▸ Dataset excerpts
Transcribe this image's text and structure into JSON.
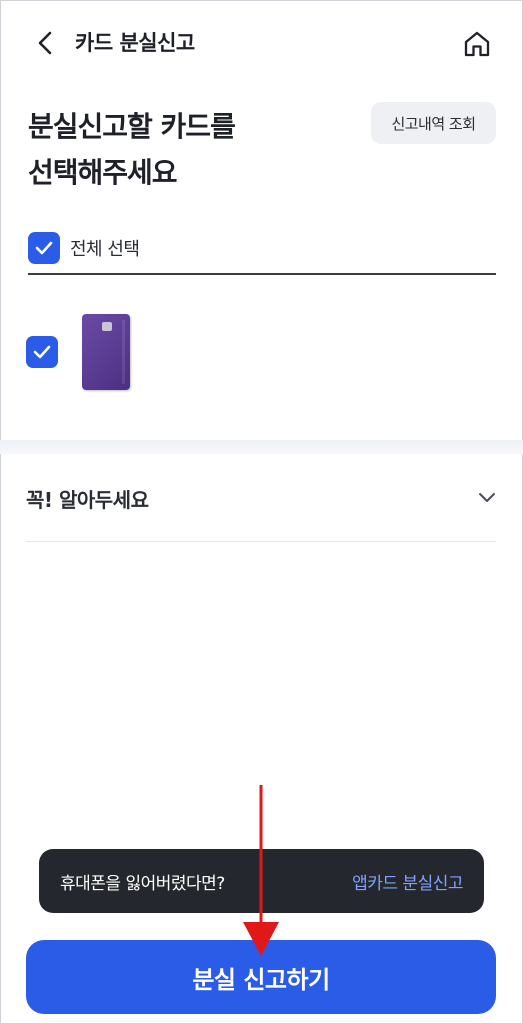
{
  "header": {
    "title": "카드 분실신고",
    "back_icon": "chevron-left-icon",
    "home_icon": "home-icon"
  },
  "main": {
    "title_line1": "분실신고할 카드를",
    "title_line2": "선택해주세요",
    "history_button": "신고내역 조회",
    "select_all_label": "전체 선택",
    "select_all_checked": true,
    "cards": [
      {
        "checked": true,
        "color": "#5a3c93"
      }
    ]
  },
  "notice": {
    "label": "꼭! 알아두세요",
    "expand_icon": "chevron-down-icon"
  },
  "toast": {
    "text": "휴대폰을 잃어버렸다면?",
    "link": "앱카드 분실신고"
  },
  "footer": {
    "primary_button": "분실 신고하기"
  },
  "colors": {
    "accent": "#2a5ce8",
    "toast_bg": "#24272d",
    "toast_link": "#7ea2ff",
    "annotation_arrow": "#e01818"
  }
}
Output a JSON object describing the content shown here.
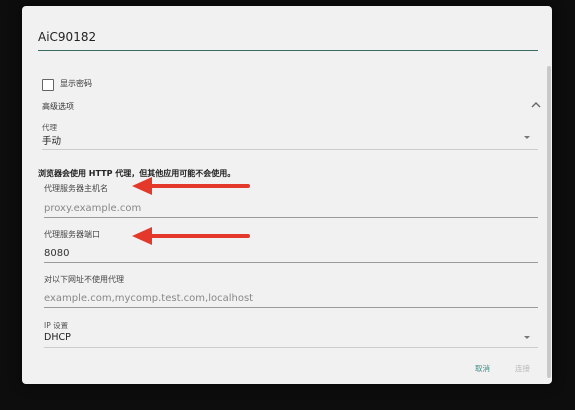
{
  "network": {
    "ssid": "AiC90182"
  },
  "show_password": {
    "label": "显示密码",
    "checked": false
  },
  "advanced": {
    "label": "高级选项",
    "expanded": true
  },
  "proxy": {
    "label": "代理",
    "value": "手动"
  },
  "warning": "浏览器会使用 HTTP 代理，但其他应用可能不会使用。",
  "hostname": {
    "label": "代理服务器主机名",
    "placeholder": "proxy.example.com"
  },
  "port": {
    "label": "代理服务器端口",
    "value": "8080"
  },
  "bypass": {
    "label": "对以下网址不使用代理",
    "placeholder": "example.com,mycomp.test.com,localhost"
  },
  "ip": {
    "label": "IP 设置",
    "value": "DHCP"
  },
  "buttons": {
    "cancel": "取消",
    "connect": "连接"
  },
  "colors": {
    "accent": "#3c8f85",
    "annotation_arrow": "#e4382b"
  }
}
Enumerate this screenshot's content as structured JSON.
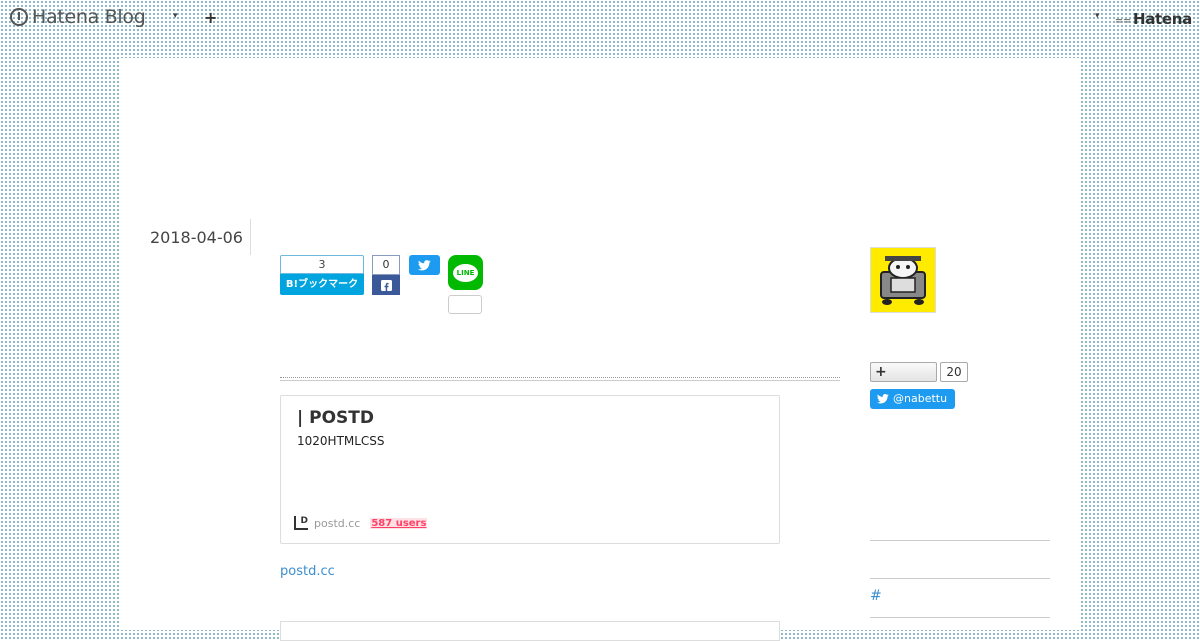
{
  "topbar": {
    "logo_text": "Hatena Blog",
    "caret": "▾",
    "plus": "+",
    "hatena_label": "Hatena",
    "hatena_lines": "=="
  },
  "entry": {
    "date": "2018-04-06"
  },
  "share": {
    "hatebu_count": "3",
    "hatebu_label": "B!ブックマーク",
    "facebook_count": "0",
    "line_label": "LINE"
  },
  "embed": {
    "title": "| POSTD",
    "description": "1020HTMLCSS",
    "domain": "postd.cc",
    "users": "587 users"
  },
  "link_text": "postd.cc",
  "sidebar": {
    "follow_plus": "+",
    "follow_count": "20",
    "twitter_handle": "@nabettu",
    "hash": "#"
  },
  "colors": {
    "hatebu": "#00a4de",
    "facebook": "#3b5998",
    "twitter": "#1d9bf0",
    "line": "#00b900",
    "link": "#3b8ecf",
    "users_badge": "#ff4166"
  }
}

▸ Set task
Search the entries for "content" and copy out each line that has it.

▸ Final result
Output a JSON object describing the content shown here.
Enumerate this screenshot's content as structured JSON.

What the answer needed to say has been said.